**REQUIRED TASK**
Write out the entire listing below exactly as it appears, minus any pictures.

**GIVEN DATA**
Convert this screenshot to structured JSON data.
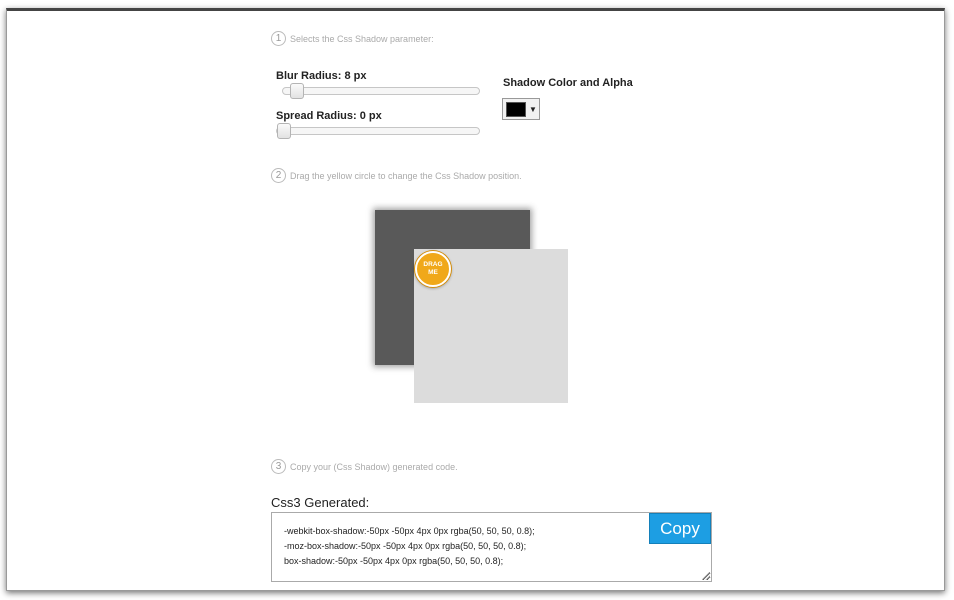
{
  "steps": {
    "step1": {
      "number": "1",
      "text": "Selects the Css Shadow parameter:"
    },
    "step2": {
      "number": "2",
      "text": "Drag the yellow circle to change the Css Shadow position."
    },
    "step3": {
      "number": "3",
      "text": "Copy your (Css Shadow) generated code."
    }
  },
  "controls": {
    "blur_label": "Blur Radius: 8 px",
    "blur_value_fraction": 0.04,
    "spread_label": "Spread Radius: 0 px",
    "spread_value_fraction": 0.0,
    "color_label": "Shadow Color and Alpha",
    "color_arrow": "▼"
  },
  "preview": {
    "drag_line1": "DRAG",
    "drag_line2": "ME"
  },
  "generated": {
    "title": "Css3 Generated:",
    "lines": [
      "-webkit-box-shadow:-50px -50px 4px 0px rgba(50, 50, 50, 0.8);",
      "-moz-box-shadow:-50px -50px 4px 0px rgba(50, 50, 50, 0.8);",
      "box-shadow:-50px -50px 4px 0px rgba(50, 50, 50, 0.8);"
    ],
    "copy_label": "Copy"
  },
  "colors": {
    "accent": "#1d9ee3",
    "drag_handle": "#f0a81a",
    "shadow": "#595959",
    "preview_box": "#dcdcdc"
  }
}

**EXPECTED ANSWER**
Convert this screenshot to structured JSON data.
{
  "steps": {
    "step1": {
      "number": "1",
      "text": "Selects the Css Shadow parameter:"
    },
    "step2": {
      "number": "2",
      "text": "Drag the yellow circle to change the Css Shadow position."
    },
    "step3": {
      "number": "3",
      "text": "Copy your (Css Shadow) generated code."
    }
  },
  "controls": {
    "blur_label": "Blur Radius: 8 px",
    "blur_value_fraction": 0.04,
    "spread_label": "Spread Radius: 0 px",
    "spread_value_fraction": 0.0,
    "color_label": "Shadow Color and Alpha",
    "color_arrow": "▼"
  },
  "preview": {
    "drag_line1": "DRAG",
    "drag_line2": "ME"
  },
  "generated": {
    "title": "Css3 Generated:",
    "lines": [
      "-webkit-box-shadow:-50px -50px 4px 0px rgba(50, 50, 50, 0.8);",
      "-moz-box-shadow:-50px -50px 4px 0px rgba(50, 50, 50, 0.8);",
      "box-shadow:-50px -50px 4px 0px rgba(50, 50, 50, 0.8);"
    ],
    "copy_label": "Copy"
  },
  "colors": {
    "accent": "#1d9ee3",
    "drag_handle": "#f0a81a",
    "shadow": "#595959",
    "preview_box": "#dcdcdc"
  }
}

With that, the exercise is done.